## Page
* * * * * * * * *

True. To define similarity simply, it is a case in which all the corresponding angles of two or more triangles are equal, but their sides are not necessarily equal. Congruent triangles are triangles which are identical in every way. As such, all congruent triangles are similar, but all similar triangles are not congruent.

 In a triangle ABC, a line is drawn parallel to BC, which cuts AB at D and AC at E. The ratio of AD:AB is equal to 3:5. What is the ratio of DE:BC?
3:5. Triangle ADE was similar to triangle ABC. A striking property of similar triangles is that the ratio of all their corresponding sides are equal. For example, if triangle ABC is similar to triangle PQR, then:- AB:PQ = AC:PR = BC:QR

 What is the sign which denotes similarity?
~. ABC ~ PQR means that triangle ABC is similar to triangle PQR.

 In a triangle XYZ, a line 'PQ' is drawn parallel to YZ, cutting XY at P and XZ at Q. The ratio of XP:XY is 2:3. What is the ratio XQ:QZ?
2:1. In order to evaluate this answer, you had to use the Basic Proportionality Theorem, which states, "If a line is drawn parallel to a side of a triangle, it divides the other two sides in proportion." For example, in the above-mentioned case, XP:PY = XQ:QZ. Therefore, since the ratio XP:XY was given, you were required to find out the ratio of XP:PY. --------------------------------------------------------------------- XP:XY = 2:3 Let XP = 2x and XY be 3x. PY = XY - XP = 3x - 2x = x. Therefore, XP:PY = 2x:x = 2:1 But XP:PY = XQ:QZ Therefore, XQ:QZ = 2:1 --------------------------------------------------------------------- This was why I advised you to draw diagrams.

 If a line divides two sides of a triangle in proportion, then it is parallel to the third side.

* * * * * * * * *

## Entries provided
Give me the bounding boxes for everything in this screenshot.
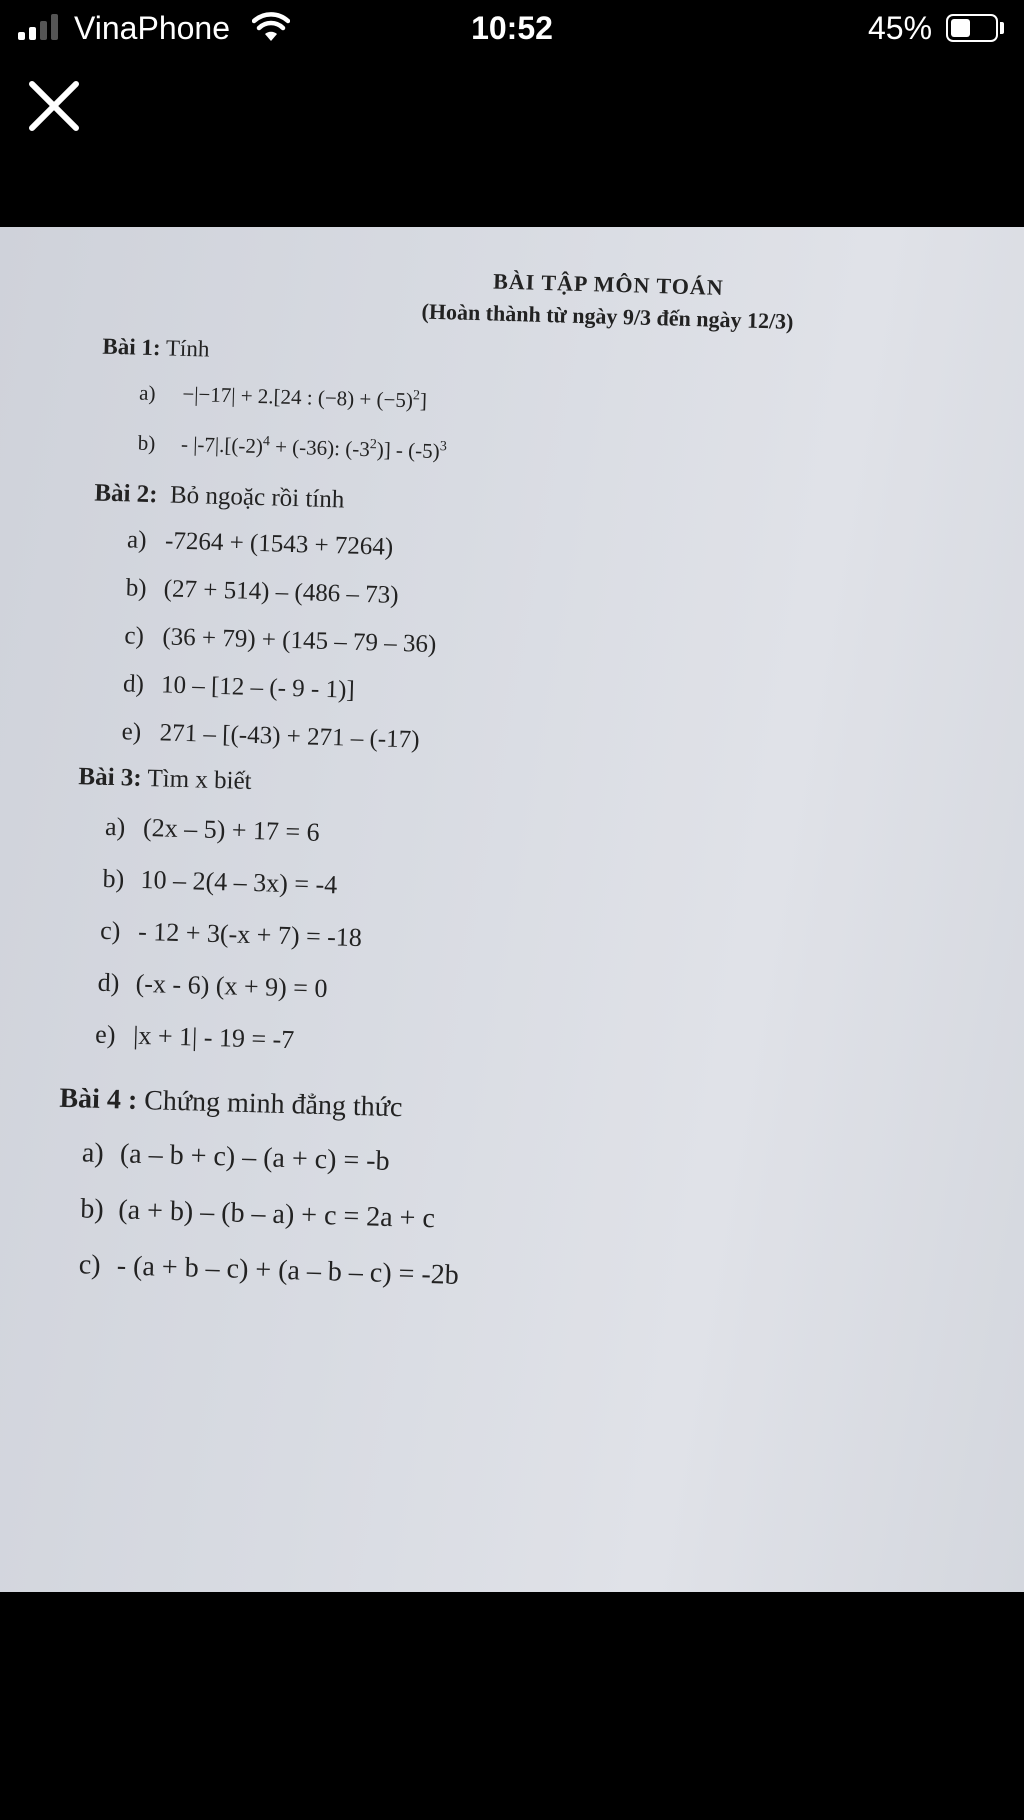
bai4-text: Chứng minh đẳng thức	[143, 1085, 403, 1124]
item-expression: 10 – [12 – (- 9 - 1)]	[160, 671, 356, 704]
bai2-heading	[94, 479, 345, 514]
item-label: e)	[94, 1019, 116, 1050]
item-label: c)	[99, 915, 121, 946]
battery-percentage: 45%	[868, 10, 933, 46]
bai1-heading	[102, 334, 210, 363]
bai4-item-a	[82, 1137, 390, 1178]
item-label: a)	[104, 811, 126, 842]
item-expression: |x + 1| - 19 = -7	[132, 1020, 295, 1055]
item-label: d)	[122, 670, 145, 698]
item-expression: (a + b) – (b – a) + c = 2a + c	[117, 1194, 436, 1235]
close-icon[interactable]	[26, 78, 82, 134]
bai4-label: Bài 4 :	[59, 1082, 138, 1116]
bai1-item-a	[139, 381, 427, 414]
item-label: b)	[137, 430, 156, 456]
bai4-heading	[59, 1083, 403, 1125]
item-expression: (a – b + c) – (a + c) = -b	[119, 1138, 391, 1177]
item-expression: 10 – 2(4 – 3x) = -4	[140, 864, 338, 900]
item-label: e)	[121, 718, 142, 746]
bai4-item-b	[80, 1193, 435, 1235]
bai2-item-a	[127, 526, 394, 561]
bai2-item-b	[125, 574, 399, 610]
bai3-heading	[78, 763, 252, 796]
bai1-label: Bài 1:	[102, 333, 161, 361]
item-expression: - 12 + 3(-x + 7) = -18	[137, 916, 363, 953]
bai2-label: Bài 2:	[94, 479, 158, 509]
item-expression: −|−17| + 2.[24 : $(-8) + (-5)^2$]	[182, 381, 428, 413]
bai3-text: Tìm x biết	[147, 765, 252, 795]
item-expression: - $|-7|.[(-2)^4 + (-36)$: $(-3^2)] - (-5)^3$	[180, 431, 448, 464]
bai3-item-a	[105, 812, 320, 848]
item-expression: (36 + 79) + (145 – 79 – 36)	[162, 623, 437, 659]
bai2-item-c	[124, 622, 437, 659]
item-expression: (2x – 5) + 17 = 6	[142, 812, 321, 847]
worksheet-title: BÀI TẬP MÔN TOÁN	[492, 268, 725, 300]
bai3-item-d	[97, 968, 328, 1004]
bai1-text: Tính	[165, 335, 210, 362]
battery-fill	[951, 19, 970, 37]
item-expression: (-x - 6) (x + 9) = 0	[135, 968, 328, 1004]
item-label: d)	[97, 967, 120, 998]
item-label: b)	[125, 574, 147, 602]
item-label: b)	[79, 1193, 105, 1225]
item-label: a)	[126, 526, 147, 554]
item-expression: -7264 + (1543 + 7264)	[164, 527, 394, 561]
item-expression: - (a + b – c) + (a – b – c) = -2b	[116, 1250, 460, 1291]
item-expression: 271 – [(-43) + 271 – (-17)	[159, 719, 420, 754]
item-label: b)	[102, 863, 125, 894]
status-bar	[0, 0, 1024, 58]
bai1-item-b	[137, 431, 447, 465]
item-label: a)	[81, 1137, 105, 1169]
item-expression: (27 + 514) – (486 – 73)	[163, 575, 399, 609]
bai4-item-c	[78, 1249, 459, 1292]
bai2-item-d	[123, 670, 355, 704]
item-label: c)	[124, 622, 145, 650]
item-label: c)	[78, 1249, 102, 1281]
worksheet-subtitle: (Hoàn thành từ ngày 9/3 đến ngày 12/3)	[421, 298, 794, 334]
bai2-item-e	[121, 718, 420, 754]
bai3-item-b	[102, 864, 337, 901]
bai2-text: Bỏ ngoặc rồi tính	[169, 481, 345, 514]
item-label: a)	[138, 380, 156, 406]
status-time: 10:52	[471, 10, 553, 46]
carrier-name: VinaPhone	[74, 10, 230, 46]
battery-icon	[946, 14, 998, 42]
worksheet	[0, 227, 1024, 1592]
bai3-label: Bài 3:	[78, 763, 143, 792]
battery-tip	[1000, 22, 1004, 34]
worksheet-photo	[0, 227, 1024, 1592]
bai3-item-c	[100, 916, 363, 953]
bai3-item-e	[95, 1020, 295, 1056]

* * * * * * * * *

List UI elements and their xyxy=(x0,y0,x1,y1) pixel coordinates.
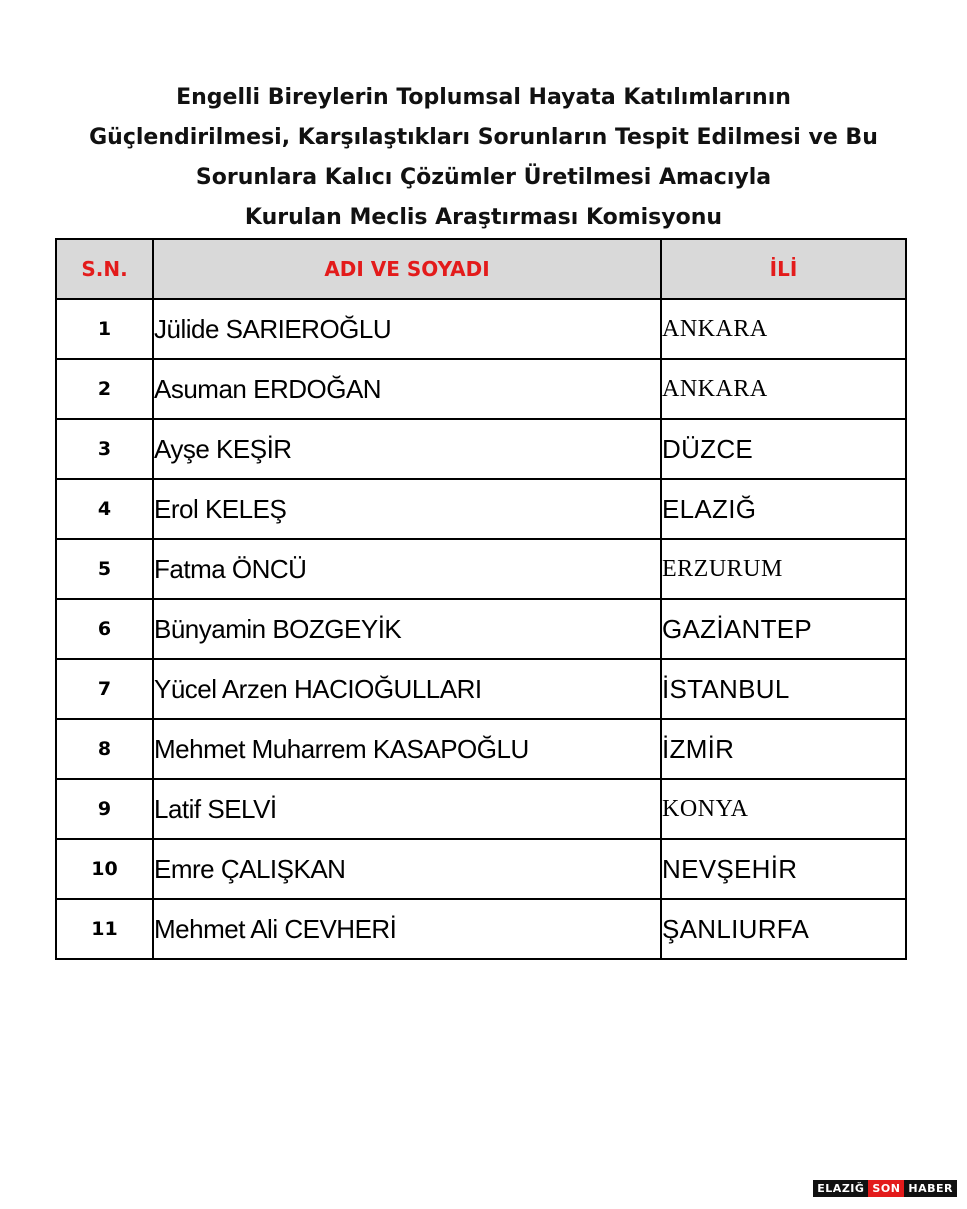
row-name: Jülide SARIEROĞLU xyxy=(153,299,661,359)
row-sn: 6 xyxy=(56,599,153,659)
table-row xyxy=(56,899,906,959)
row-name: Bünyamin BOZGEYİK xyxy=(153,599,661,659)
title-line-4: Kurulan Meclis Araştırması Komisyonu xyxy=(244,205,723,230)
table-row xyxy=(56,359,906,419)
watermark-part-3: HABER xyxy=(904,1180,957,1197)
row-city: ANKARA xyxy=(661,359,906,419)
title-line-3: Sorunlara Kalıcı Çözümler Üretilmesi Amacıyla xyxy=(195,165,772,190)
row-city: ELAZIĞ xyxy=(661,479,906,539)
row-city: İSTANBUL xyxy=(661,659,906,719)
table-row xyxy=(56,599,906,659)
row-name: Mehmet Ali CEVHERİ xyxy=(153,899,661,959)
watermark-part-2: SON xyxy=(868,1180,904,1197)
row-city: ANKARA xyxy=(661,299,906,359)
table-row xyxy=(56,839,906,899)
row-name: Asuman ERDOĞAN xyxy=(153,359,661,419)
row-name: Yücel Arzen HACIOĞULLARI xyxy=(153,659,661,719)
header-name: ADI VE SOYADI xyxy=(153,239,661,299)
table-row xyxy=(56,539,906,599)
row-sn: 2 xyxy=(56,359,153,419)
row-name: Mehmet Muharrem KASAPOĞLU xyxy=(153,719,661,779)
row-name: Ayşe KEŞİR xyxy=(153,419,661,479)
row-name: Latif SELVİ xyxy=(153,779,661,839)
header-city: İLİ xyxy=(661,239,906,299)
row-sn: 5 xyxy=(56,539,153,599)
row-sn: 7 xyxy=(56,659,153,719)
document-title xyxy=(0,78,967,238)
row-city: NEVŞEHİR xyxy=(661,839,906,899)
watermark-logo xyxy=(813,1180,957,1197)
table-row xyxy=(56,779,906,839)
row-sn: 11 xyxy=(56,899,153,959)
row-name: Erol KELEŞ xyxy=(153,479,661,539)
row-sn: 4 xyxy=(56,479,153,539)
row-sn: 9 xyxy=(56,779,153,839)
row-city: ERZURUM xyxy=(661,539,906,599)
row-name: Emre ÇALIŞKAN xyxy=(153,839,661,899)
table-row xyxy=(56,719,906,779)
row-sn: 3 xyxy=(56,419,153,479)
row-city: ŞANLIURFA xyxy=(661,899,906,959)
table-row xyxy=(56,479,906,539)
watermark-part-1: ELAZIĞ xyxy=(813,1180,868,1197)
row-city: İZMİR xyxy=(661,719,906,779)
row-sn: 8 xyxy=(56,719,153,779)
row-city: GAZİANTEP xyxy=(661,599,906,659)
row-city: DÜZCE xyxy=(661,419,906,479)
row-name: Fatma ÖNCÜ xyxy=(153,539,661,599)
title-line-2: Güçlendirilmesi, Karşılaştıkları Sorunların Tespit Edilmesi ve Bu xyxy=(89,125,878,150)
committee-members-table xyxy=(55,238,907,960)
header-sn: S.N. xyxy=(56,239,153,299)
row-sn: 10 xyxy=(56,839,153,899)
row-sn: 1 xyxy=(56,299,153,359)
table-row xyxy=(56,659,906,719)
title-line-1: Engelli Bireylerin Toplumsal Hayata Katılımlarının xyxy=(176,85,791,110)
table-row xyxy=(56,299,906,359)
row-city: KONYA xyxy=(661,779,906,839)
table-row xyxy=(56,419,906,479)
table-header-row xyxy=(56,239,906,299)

* * * * * * * * *

## Problems and tasks
1) Reproduce the similar triangles quiz from "In a triangle ABC, a" up to and including "which denotes similarity?".
2) Please carry on with the similar triangles quiz from the point where it stops.

## Answers to the tasks
1)
In a triangle ABC, a line is drawn parallel to BC, which cuts AB at D and AC at E. The ratio of AD:AB is equal to 3:5. What is the ratio of DE:BC?
3:5. Triangle ADE was similar to triangle ABC. A striking property of similar triangles is that the ratio of all their corresponding sides are equal. For example, if triangle ABC is similar to triangle PQR, then:- AB:PQ = AC:PR = BC:QR

 What is the sign which denotes similarity?

2)
True. What I just stated is the converse of the Basic Proportionality Theorem. --------------------------------------------------------------------- In ABC, DE is a line which cuts AB at D and AC at E. AD:DB = AE:EC. Therefore, DE is parallel to the third side of ABC, namely BC. ---------------------------------------------------------------------

 The Midpoint Theorem states: "A line joining the midpoints of any two sides of a triangle is parallel to the third side and equal to half the length of the third side." So, riddle me this: What is the converse of the Midpoint Theorem?
"If a line passes through the midpoint of one side of a triangle and is parallel to a second side, the given line bisects the third side.". Since I have given you the theorem and its converse, use it to solve any subsequent numerical based on them. Now, I know this is a quiz on Similarity, but I've included the Midpoint and Basic Proportionality Theorems because: 1) The Midpoint Theorem is a special case of similarity. If a line DE passes through the midpoints of the sides AB and AC of a triangle ABC, then triangle ADE automatically become similar to triangle ABC. 2) The Basic Proportionality Theorem is a consequence of similarity. It cannot be proven without similarity.

 Enough about sides. Let's talk areas. You have been given two similar triangles, MNO and DEF. You have to find out the ratios of their areas. Which of the following formulae can be used to find out the ratio of the areas of the given triangles.
The ratio of the areas of the triangles is equal to the square of the corresponding sides. Let me explain a bit more illustratively. [Note: 'Ao' means 'Area of' and '^2' means 'squared'.) --------------------------------------------------------------------- In triangles MNO and DEF:- MN and DE are corresponding sides, MP and DG are corresponding altitudes, and MQ and DH are corresponding medians of triangles MNO and DEF respectively. Ao MNO: Ao DEF = (MN:DE)^2 = (MP:DG)^2 = (MQ:DH)^2 --------------------------------------------------------------------- I'd give you the proof which shows you how to arrive to this conclusion, but it's really long and tedious.

 All equilateral triangles are similar.
True. Each angle of a an equilateral triangle is sixty degrees. Hence, the whole lot of them are similar.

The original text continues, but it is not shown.